> Text:

## BEGIN

# Spamalot! =O



## Fer-Snazzle (Jul 15, 2008)

Have ya'll seen it?


----------



## Altmer (Jul 15, 2008)

What is this, the bad version of Kamelot?


----------



## Fer-Snazzle (Jul 15, 2008)

The _good_ version of Monty Python and the Holy Grail :D


----------



## Jetx (Jul 15, 2008)

Lol no, it's Monty Python.

edit: beaten


----------



## Fer-Snazzle (Jul 15, 2008)

Have you seen Spamalot? <O


----------



## Flareth (Jul 16, 2008)

Gonna see it in like August.


----------



## Vladimir Putin's LJ (Jul 16, 2008)

Yes, it owns so hard. Bought the CD, gone to see it twice just because I can.


----------



## Fer-Snazzle (Jul 16, 2008)

I saw it once, and I've listened to the cd constantly since then! <D


----------



## Flitterbie (Jul 16, 2008)

Have the CD, have sadly not seen it.


----------



## Fer-Snazzle (Jul 16, 2008)

Wow...That's like... *searches brain for analogy*...bad..........


----------



## Lady Grimdour (Jul 19, 2008)

Classic. Too bad comedy isn't like this anymore.


----------

## END

> Source excerpt:
## BEGIN

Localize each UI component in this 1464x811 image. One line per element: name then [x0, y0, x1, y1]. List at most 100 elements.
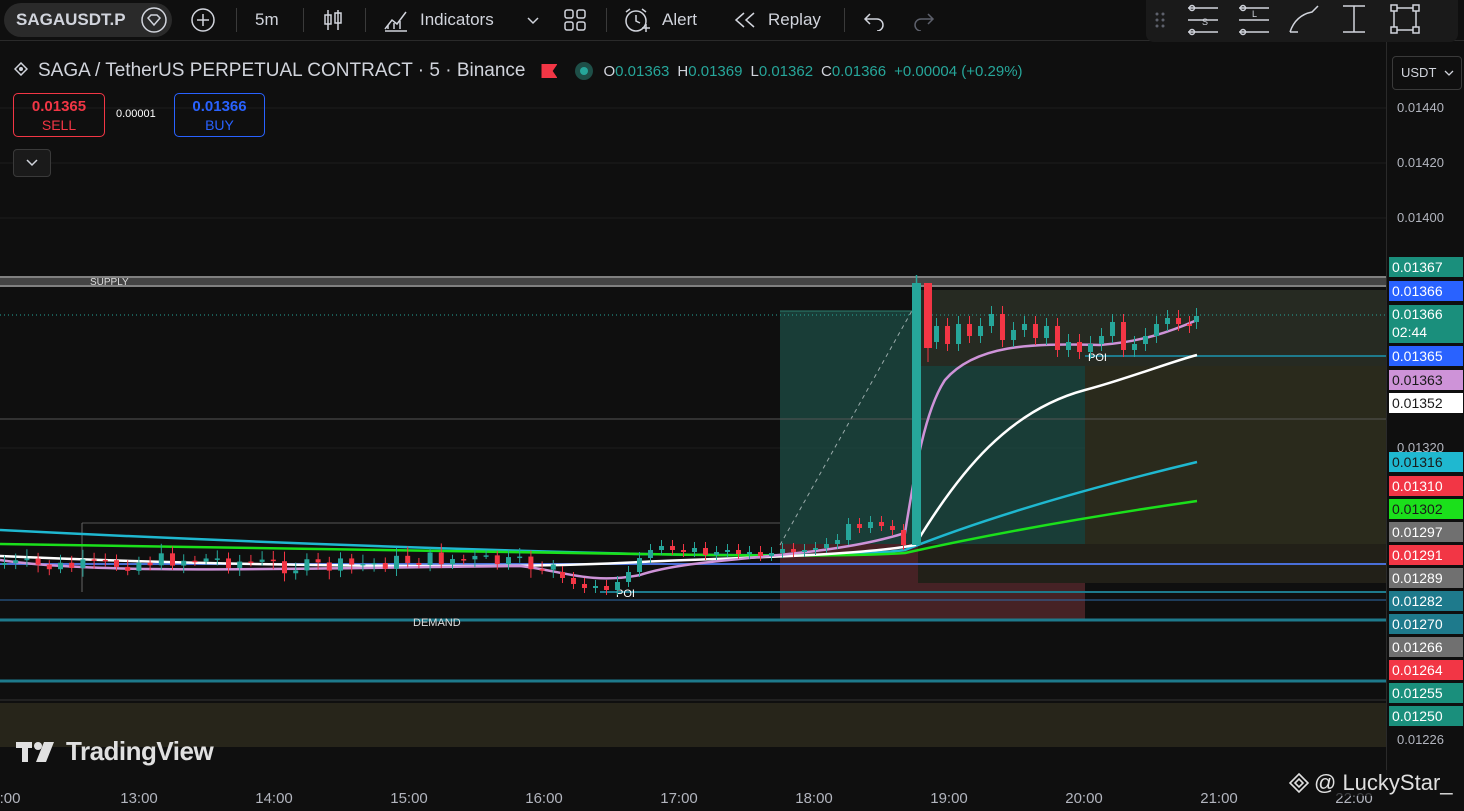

## END

Reproduce word for word the part of the Spamalot thread that begins at the words "## Flareth (Jul" and ends after the words "because I can.". The listing has no connection to the Spamalot thread.

## Flareth (Jul 16, 2008)

Gonna see it in like August.


----------



## Vladimir Putin's LJ (Jul 16, 2008)

Yes, it owns so hard. Bought the CD, gone to see it twice just because I can.